BRIEF 1: Copy from the records, without any change, the lines from the line with "svg-text:10u: 10u — [399, 712, 416, 724]" to the line with "svg-text:Gnd: Gnd — [640, 544, 651, 563]", both included.

#### EXTRACTED TEXT

The positioning of sensors within sites and number of sensors per site are also important considerations. Sensors should be positioned to best capture the targeted sound events (measurement entities). In some cases, this will be broad (e.g., anywhere within a habitat patch) but in other cases specific locations will need to be selected (e.g., at nests, in the canopy). Sensor position should also consider potential ambient noise. For instance, geophony, such as running water, and anthrophony, such as vehicle noise, can mask target sounds, making data processing difficult and results erroneous. Protection of the sensors from damage may also influence within-site location, such as if sensors need to be at a height to prevent interference from humans or non-arboreal animals. Additionally, it is important to consider the potential for unintended impacts on people (e.g., privacy concerns from recording human voices, Traditional Owner sovereignty) and animals (e.g., neophobia) (Sandbrook et al., 2021).

For many programs, a single sensor representing a sampling unit will be appropriate (i.e., one sensor equals one site), but in other cases where within-site spatial coverage or detection space needs to be large, more sensors would be required (Sugai et al., 2019, 2020). In the latter case, sensors should be sufficiently distant from one another to ensure that they do not overlap in their detection space. Alternatively, some programs may use an array of multiple sensors whose detection spaces overlap to triangulate and count individual animals (Stevenson et al., 2015). Measuring detection space directly (e.g., through playback experiments) is necessary where spatial information is required (Sugai et al., 2020), but it is important to realize that detection space is not static. It will vary with different levels of background noise, the amplitude of species' calls, and the physical environment.

For hypothesis-driven programs, practitioners must ensure that the study design has sufficient statistical power to answer the monitoring questions (Lindenmayer et al., 2022). Where possible, a power analysis should be conducted before a program commences (or soon thereafter, using early empirical data) to help plan an appropriate sample size of sites, sensors within sites, and durations of recordings. An optimal study design targets the smallest sample sizes necessary to reliably reject the null hypothesis. Acoustic monitoring programs often collect repeated data from each site; for example, many samples (e.g., species detections, index values) can be taken from a single recording, but these will not be independent. This can artificially increase sample sizes (pseudoreplication) and, if not dealt with in analysis, the risk of type I errors (i.e., falsely concluding that there is a significant effect) (Alcocer et al., 2022). Notwithstanding, some methods, such as occupancy modeling, require repeated data, which acoustic monitoring can efficiently acquire. Acoustic monitoring can also be prone to type II errors (i.e., falsely concluding there is no effect) because the costs of equipment and fieldwork, as well as uncontrollable environmental events, can limit the number of independent sites sampled per treatment. Particularly for rare species, when assessing occupancy it is usually preferable to sample more sites in lieu of within-site effort, but optimizing this depends on species detectability (MacKenzie & Royle, 2005). If empirical data are available, these can be used to investigate statistical power, ideally in the early phases of a monitoring program (Southwell et al., 2019; Wood et al., 2019). Ecologically-informed hypothetical data can also be used to investigate power (Smart et al., 2022; Wood, 2022), and these are especially useful when designing larger, multi-species programs. There are various options for implementing power analyses, including several packages and tutorials in R (Banner et al., 2019; Green & MacLeod, 2016; Lu et al., 2017; Wood et al., 2019).

########
#### RECORD SET

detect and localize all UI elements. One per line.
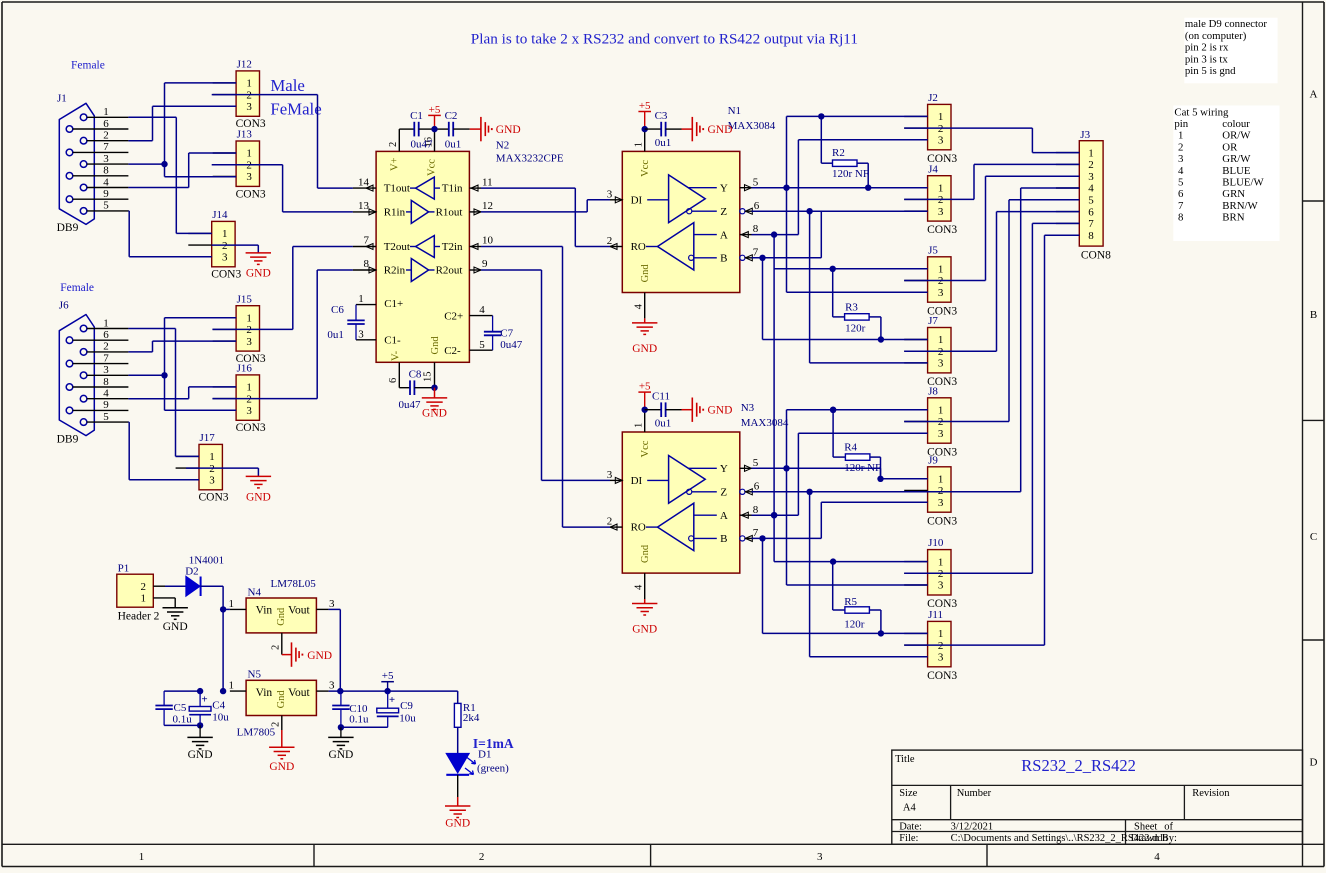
svg-text:10u: 10u — [399, 712, 416, 724]
svg-text:1: 1 — [246, 312, 252, 324]
svg-text:14: 14 — [358, 176, 370, 188]
svg-text:3: 3 — [938, 135, 944, 147]
svg-text:N1: N1 — [728, 105, 741, 117]
svg-text:Vout: Vout — [288, 604, 310, 616]
connector J12 CON3 — [213, 59, 266, 131]
wire J1.5 to J14.3 — [128, 211, 211, 257]
svg-text:J6: J6 — [59, 300, 69, 312]
IC N5 LM7805 — [237, 669, 317, 739]
svg-text:C8: C8 — [409, 369, 422, 381]
svg-text:1: 1 — [246, 78, 252, 90]
svg-text:C7: C7 — [500, 328, 513, 340]
svg-text:Gnd: Gnd — [640, 544, 651, 563]
capacitor C11 — [645, 391, 682, 430]
svg-text:J7: J7 — [928, 315, 938, 327]
svg-text:GND: GND — [496, 124, 521, 136]
svg-text:OR: OR — [1222, 141, 1238, 153]
svg-text:1: 1 — [938, 111, 944, 123]
capacitor C7 — [469, 304, 522, 351]
svg-text:3: 3 — [938, 287, 944, 299]
N4 pin 2 ground — [271, 633, 333, 667]
svg-text:CON3: CON3 — [199, 492, 229, 504]
LED D1 — [446, 749, 509, 775]
connector J14 CON3 — [188, 209, 241, 281]
capacitor C8 — [399, 369, 435, 411]
N5 pin 1 — [229, 680, 247, 692]
svg-text:3: 3 — [817, 851, 823, 863]
svg-text:3: 3 — [607, 469, 613, 481]
svg-text:R2in: R2in — [384, 265, 406, 277]
svg-text:of: of — [1164, 822, 1173, 833]
label MAX3084 (N1) — [728, 120, 776, 132]
resistor R2 — [818, 113, 869, 187]
svg-text:3: 3 — [246, 171, 252, 183]
svg-text:+: + — [201, 694, 207, 706]
svg-text:9: 9 — [482, 258, 488, 270]
N4 pin 1 — [223, 598, 246, 610]
wire net B3 to J11.1 — [763, 538, 928, 633]
svg-text:Plan is to take 2 x RS232 and: Plan is to take 2 x RS232 and convert to… — [471, 31, 858, 48]
svg-text:3: 3 — [938, 580, 944, 592]
svg-text:5: 5 — [479, 339, 485, 351]
wire J6.1 to J17.1 — [128, 329, 199, 457]
svg-text:D2: D2 — [185, 566, 198, 578]
svg-text:9: 9 — [103, 188, 109, 200]
wire J2.2 to J3.1 — [904, 128, 1079, 153]
svg-text:3: 3 — [1088, 171, 1094, 183]
svg-text:8: 8 — [753, 504, 759, 516]
svg-text:GND: GND — [708, 124, 733, 136]
svg-text:2: 2 — [271, 645, 282, 650]
N3 pins — [607, 457, 760, 542]
svg-text:CON3: CON3 — [211, 269, 241, 281]
wire net B1 loop to Z1 line — [820, 211, 822, 258]
svg-text:T2in: T2in — [442, 241, 463, 253]
svg-text:7: 7 — [103, 141, 109, 153]
svg-text:N2: N2 — [496, 140, 509, 152]
wire J11.2 to J3.8 — [904, 235, 1079, 645]
N3 Gnd pin 4 — [634, 573, 645, 599]
svg-text:GND: GND — [632, 343, 657, 355]
N2 buffer R1 — [406, 200, 435, 223]
wire J8.2 to J3.5 — [904, 200, 1079, 422]
svg-text:MAX3084: MAX3084 — [728, 120, 776, 132]
svg-text:DI: DI — [631, 194, 643, 206]
svg-text:Revision: Revision — [1192, 788, 1230, 799]
svg-text:3: 3 — [329, 598, 335, 610]
svg-text:1: 1 — [229, 598, 235, 610]
wire net A1 to J2.3 — [798, 140, 927, 235]
capacitor C3 — [645, 110, 682, 149]
ground below N1 — [632, 318, 657, 355]
wire net B1 to J7.1 — [763, 258, 928, 343]
svg-text:GND: GND — [708, 405, 733, 417]
N2 right pins 11 12 10 9 — [469, 176, 493, 273]
label N1 — [728, 105, 741, 117]
svg-text:J11: J11 — [928, 609, 943, 621]
N5 pin 3 wire — [316, 680, 457, 695]
svg-text:C2-: C2- — [444, 345, 461, 357]
svg-text:GND: GND — [632, 624, 657, 636]
note male D9 connector — [1184, 18, 1277, 84]
svg-text:2: 2 — [1178, 141, 1183, 153]
svg-text:(on computer): (on computer) — [1185, 30, 1247, 42]
capacitor C10 — [332, 691, 388, 730]
svg-text:T1out: T1out — [384, 183, 410, 195]
svg-text:J9: J9 — [928, 454, 938, 466]
svg-text:0u47: 0u47 — [399, 399, 422, 411]
svg-text:A: A — [720, 229, 728, 241]
svg-text:Date:: Date: — [899, 822, 922, 833]
wire J1.4 to J13.1 — [128, 153, 236, 188]
svg-text:4: 4 — [103, 176, 109, 188]
note Cat 5 wiring table — [1173, 106, 1279, 242]
capacitor C2 — [435, 110, 470, 151]
svg-text:T1in: T1in — [442, 183, 463, 195]
svg-text:D1: D1 — [478, 749, 491, 761]
wire N1.Z to J4.3 — [752, 208, 928, 214]
svg-text:8: 8 — [1088, 230, 1094, 242]
svg-text:DB9: DB9 — [57, 434, 79, 446]
svg-text:V+: V+ — [390, 157, 401, 171]
svg-text:pin 2 is rx: pin 2 is rx — [1185, 42, 1229, 54]
title block texts — [895, 754, 1230, 844]
svg-text:3/12/2021: 3/12/2021 — [951, 822, 994, 833]
N4 pin 3 wire to +5 rail — [316, 598, 340, 691]
svg-text:R2: R2 — [832, 147, 845, 159]
svg-text:Gnd: Gnd — [276, 607, 287, 626]
wire J1.1 to J14.1 — [128, 117, 211, 233]
N1 pins — [607, 176, 760, 260]
N3 pin names — [631, 463, 728, 545]
ground below N3 — [632, 599, 657, 636]
svg-text:3: 3 — [246, 336, 252, 348]
capacitor C1 — [399, 110, 434, 151]
wire N3.Y line to J9.1 — [752, 465, 928, 479]
connector J13 CON3 — [213, 129, 266, 201]
svg-text:C4: C4 — [212, 699, 225, 711]
ground after C3 — [682, 117, 733, 141]
svg-text:3: 3 — [103, 364, 109, 376]
N1 power pin names — [640, 160, 651, 283]
wire N2 R2out to N3 DI — [481, 270, 610, 480]
svg-text:1: 1 — [938, 474, 944, 486]
svg-text:J1: J1 — [57, 93, 67, 105]
ground below C10 — [328, 727, 353, 761]
N2 bottom pins 6 and 15 — [388, 362, 435, 387]
connector J3 CON8 — [1056, 129, 1111, 261]
svg-text:1: 1 — [938, 334, 944, 346]
connector J15 CON3 — [213, 293, 266, 365]
svg-text:4: 4 — [1088, 183, 1094, 195]
svg-text:3: 3 — [938, 428, 944, 440]
svg-text:3: 3 — [938, 358, 944, 370]
svg-text:2: 2 — [479, 851, 485, 863]
svg-text:2: 2 — [607, 516, 613, 528]
svg-text:0u47: 0u47 — [411, 139, 434, 151]
svg-text:Gnd: Gnd — [640, 264, 651, 283]
connector J4 CON3 — [904, 163, 957, 236]
svg-text:Z: Z — [720, 487, 727, 499]
capacitor C4 — [189, 688, 229, 729]
connector J2 CON3 — [904, 92, 957, 165]
svg-text:1: 1 — [938, 405, 944, 417]
label J1 — [57, 93, 67, 105]
svg-text:C1+: C1+ — [384, 298, 403, 310]
svg-text:4: 4 — [103, 388, 109, 400]
connector J1 DB9 female — [59, 103, 128, 224]
N2 pin names — [384, 183, 464, 357]
svg-text:R3: R3 — [845, 301, 858, 313]
svg-text:5: 5 — [753, 457, 759, 469]
svg-text:4: 4 — [634, 584, 645, 590]
wire N1.Y to J4.1 — [752, 185, 928, 191]
svg-text:6: 6 — [754, 200, 760, 212]
ground at J17 — [246, 476, 271, 503]
svg-text:N3: N3 — [741, 402, 755, 414]
svg-text:Female: Female — [60, 282, 94, 294]
N2 buffer T1 — [410, 177, 440, 199]
diode D2 1N4001 — [165, 554, 224, 596]
svg-text:CON3: CON3 — [927, 515, 957, 527]
svg-text:Vcc: Vcc — [640, 440, 651, 457]
wire net B3 to J9.3 — [821, 502, 927, 538]
svg-text:R5: R5 — [844, 596, 857, 608]
svg-text:colour: colour — [1222, 118, 1250, 130]
svg-text:10: 10 — [482, 235, 494, 247]
N2 power pin names V+ Vcc V- Gnd — [390, 157, 441, 361]
capacitor C5 — [155, 691, 200, 725]
connector P1 Header 2 — [117, 562, 175, 622]
svg-text:3: 3 — [607, 188, 613, 200]
label MAX3084 (N3) — [741, 417, 789, 429]
wire J14.2 to ground — [212, 245, 259, 253]
svg-text:15: 15 — [423, 372, 434, 383]
wire net A3 to J8.3 — [798, 433, 927, 515]
svg-text:+: + — [389, 694, 395, 706]
svg-text:C11: C11 — [652, 391, 670, 403]
svg-text:1: 1 — [938, 182, 944, 194]
svg-text:120r: 120r — [845, 322, 866, 334]
resistor R1 — [454, 691, 480, 753]
connector J7 CON3 — [904, 315, 957, 388]
power +5 at N1 — [638, 100, 651, 132]
svg-text:120r: 120r — [844, 619, 865, 631]
wire J5.2 to J3.3 — [904, 176, 1079, 280]
svg-text:T2out: T2out — [384, 241, 410, 253]
ground below D1 — [445, 775, 470, 830]
svg-text:1: 1 — [634, 142, 645, 147]
svg-text:RO: RO — [631, 241, 646, 253]
svg-text:6: 6 — [103, 118, 109, 130]
wire N2 T2in to N3 RO — [481, 247, 610, 528]
svg-text:R1out: R1out — [436, 206, 463, 218]
svg-text:1: 1 — [938, 628, 944, 640]
svg-text:1: 1 — [246, 148, 252, 160]
svg-text:Vcc: Vcc — [640, 160, 651, 177]
svg-text:RS232_2_RS422: RS232_2_RS422 — [1021, 756, 1136, 775]
svg-text:B: B — [720, 253, 727, 265]
svg-text:DI: DI — [631, 475, 643, 487]
svg-text:0.1u: 0.1u — [349, 714, 369, 726]
svg-text:MAX3084: MAX3084 — [741, 417, 789, 429]
svg-text:7: 7 — [364, 235, 370, 247]
connector J9 CON3 — [904, 454, 957, 527]
svg-text:1: 1 — [938, 264, 944, 276]
svg-text:FeMale: FeMale — [270, 100, 321, 119]
wire D2 to regulators — [201, 586, 227, 694]
svg-text:A: A — [720, 510, 728, 522]
wire N3.B line — [752, 535, 822, 541]
svg-text:12: 12 — [482, 200, 493, 212]
svg-text:+5: +5 — [639, 100, 651, 112]
svg-text:Vin: Vin — [256, 604, 273, 616]
connector J16 CON3 — [213, 363, 266, 435]
svg-text:CON3: CON3 — [927, 670, 957, 682]
svg-text:Sheet: Sheet — [1134, 822, 1157, 833]
svg-text:pin: pin — [1174, 118, 1188, 130]
svg-text:J8: J8 — [928, 385, 938, 397]
svg-text:Drawn By:: Drawn By: — [1131, 833, 1177, 844]
svg-text:4: 4 — [1178, 165, 1184, 177]
svg-text:4: 4 — [479, 304, 485, 316]
svg-text:10u: 10u — [212, 712, 229, 724]
svg-text:B: B — [1310, 309, 1317, 321]
svg-text:LM78L05: LM78L05 — [271, 578, 317, 590]
svg-text:1: 1 — [1088, 147, 1094, 159]
svg-text:1: 1 — [139, 851, 145, 863]
svg-text:N5: N5 — [248, 669, 262, 681]
svg-text:1: 1 — [229, 680, 235, 692]
title block — [892, 750, 1303, 844]
svg-text:C2+: C2+ — [444, 311, 463, 323]
IC N2 MAX3232CPE body — [376, 151, 469, 362]
svg-text:Y: Y — [720, 183, 728, 195]
svg-text:5: 5 — [103, 411, 109, 423]
wire J1.3 to J12.1 and J13.3 — [128, 83, 236, 177]
svg-text:J15: J15 — [237, 293, 253, 305]
svg-text:1: 1 — [246, 382, 252, 394]
label N2 — [496, 140, 509, 152]
power +5 at N3 — [638, 381, 651, 413]
resistor R5 — [833, 562, 884, 637]
svg-text:J4: J4 — [928, 163, 938, 175]
label MAX3232CPE — [496, 152, 564, 164]
svg-text:C3: C3 — [655, 110, 668, 122]
svg-text:11: 11 — [482, 176, 493, 188]
wire net Y3 vertical J8.1 to J10.3 — [787, 407, 928, 585]
svg-text:Cat 5 wiring: Cat 5 wiring — [1174, 106, 1229, 118]
connector J17 CON3 — [176, 432, 229, 504]
svg-text:P1: P1 — [118, 562, 130, 574]
svg-text:J5: J5 — [928, 244, 938, 256]
svg-text:120r NF: 120r NF — [832, 168, 869, 180]
svg-text:B: B — [720, 533, 727, 545]
svg-text:8: 8 — [103, 165, 109, 177]
svg-text:CON3: CON3 — [236, 422, 266, 434]
N2 left pins 14 13 7 8 — [353, 176, 376, 273]
svg-text:1: 1 — [634, 423, 645, 428]
svg-text:7: 7 — [1088, 218, 1094, 230]
svg-text:LM7805: LM7805 — [237, 726, 276, 738]
wire J5.1 line — [774, 266, 928, 272]
svg-text:C5: C5 — [174, 702, 187, 714]
svg-text:(green): (green) — [477, 762, 509, 774]
svg-text:1: 1 — [103, 317, 109, 329]
svg-text:Header 2: Header 2 — [118, 611, 160, 623]
wire J1.2 to J12.3 — [128, 106, 236, 140]
wire J12.2 to N2 pin 14 — [212, 95, 353, 189]
svg-text:Number: Number — [957, 788, 992, 799]
svg-text:Y: Y — [720, 463, 728, 475]
svg-text:CON3: CON3 — [927, 224, 957, 236]
wire J6.2 to J15.3 — [128, 341, 236, 352]
svg-text:GND: GND — [445, 818, 470, 830]
svg-text:Vout: Vout — [288, 687, 310, 699]
wire J17.2 to ground — [186, 468, 258, 476]
svg-text:GND: GND — [307, 650, 332, 662]
svg-text:7: 7 — [753, 246, 759, 258]
svg-text:J13: J13 — [237, 129, 253, 141]
svg-text:GND: GND — [269, 761, 294, 773]
label DB9 (J1) — [57, 222, 79, 234]
svg-text:BRN: BRN — [1222, 212, 1244, 224]
wire net Y1 vertical to J2.1 and J5.3 — [787, 116, 928, 292]
svg-text:+5: +5 — [382, 670, 394, 682]
svg-text:GND: GND — [246, 492, 271, 504]
svg-text:3: 3 — [329, 680, 335, 692]
ground after C2 — [470, 117, 521, 141]
svg-text:GND: GND — [246, 268, 271, 280]
svg-text:CON8: CON8 — [1081, 250, 1111, 262]
N5 pin 2 ground — [269, 716, 294, 774]
svg-text:2k4: 2k4 — [463, 712, 480, 724]
label N3 — [741, 402, 755, 414]
svg-text:3: 3 — [1178, 153, 1183, 165]
wire J7.2 to J3.6 — [904, 212, 1079, 352]
power +5 at C9 — [381, 670, 394, 691]
svg-text:1: 1 — [222, 228, 228, 240]
svg-text:GND: GND — [328, 749, 353, 761]
svg-text:DB9: DB9 — [57, 222, 79, 234]
svg-text:pin 5 is gnd: pin 5 is gnd — [1185, 65, 1236, 77]
svg-text:3: 3 — [938, 206, 944, 218]
svg-text:Male: Male — [270, 76, 304, 95]
svg-text:J16: J16 — [237, 363, 253, 375]
wire net A vertical to J10.1 — [771, 235, 928, 565]
svg-text:Female: Female — [71, 60, 105, 72]
svg-text:+5: +5 — [429, 104, 441, 116]
wire N2 T1in to N1 RO — [481, 188, 610, 246]
svg-text:3: 3 — [246, 405, 252, 417]
svg-text:3: 3 — [938, 497, 944, 509]
label J6 — [59, 300, 69, 312]
svg-text:1N4001: 1N4001 — [189, 554, 224, 566]
svg-text:BLUE/W: BLUE/W — [1222, 177, 1264, 189]
wire J16.2 to N2 pin 8 — [212, 270, 353, 399]
svg-text:+5: +5 — [639, 381, 651, 393]
N2 buffer T2 — [410, 236, 440, 258]
label Female (J6) — [60, 282, 94, 294]
svg-text:3: 3 — [246, 101, 252, 113]
svg-text:GND: GND — [163, 621, 188, 633]
connector J5 CON3 — [904, 244, 957, 317]
IC N4 LM78L05 — [246, 578, 316, 633]
svg-text:C1: C1 — [410, 110, 423, 122]
svg-text:N4: N4 — [248, 586, 262, 598]
svg-text:J2: J2 — [928, 92, 938, 104]
zone labels — [139, 89, 1318, 863]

########

BRIEF 2: According to the acoustic monitoring text, detection space varies with which factors? List every one.

RESULT 1:
svg-text:10u: 10u — [399, 712, 416, 724]
svg-text:1: 1 — [246, 312, 252, 324]
svg-text:14: 14 — [358, 176, 370, 188]
svg-text:3: 3 — [938, 135, 944, 147]
svg-text:N1: N1 — [728, 105, 741, 117]
svg-text:Vout: Vout — [288, 604, 310, 616]
connector J12 CON3 — [213, 59, 266, 131]
wire J1.5 to J14.3 — [128, 211, 211, 257]
svg-text:J6: J6 — [59, 300, 69, 312]
IC N5 LM7805 — [237, 669, 317, 739]
svg-text:C8: C8 — [409, 369, 422, 381]
svg-text:1: 1 — [246, 78, 252, 90]
svg-text:C7: C7 — [500, 328, 513, 340]
svg-text:Gnd: Gnd — [640, 544, 651, 563]

RESULT 2:
- different levels of background noise
- the amplitude of species' calls
- the physical environment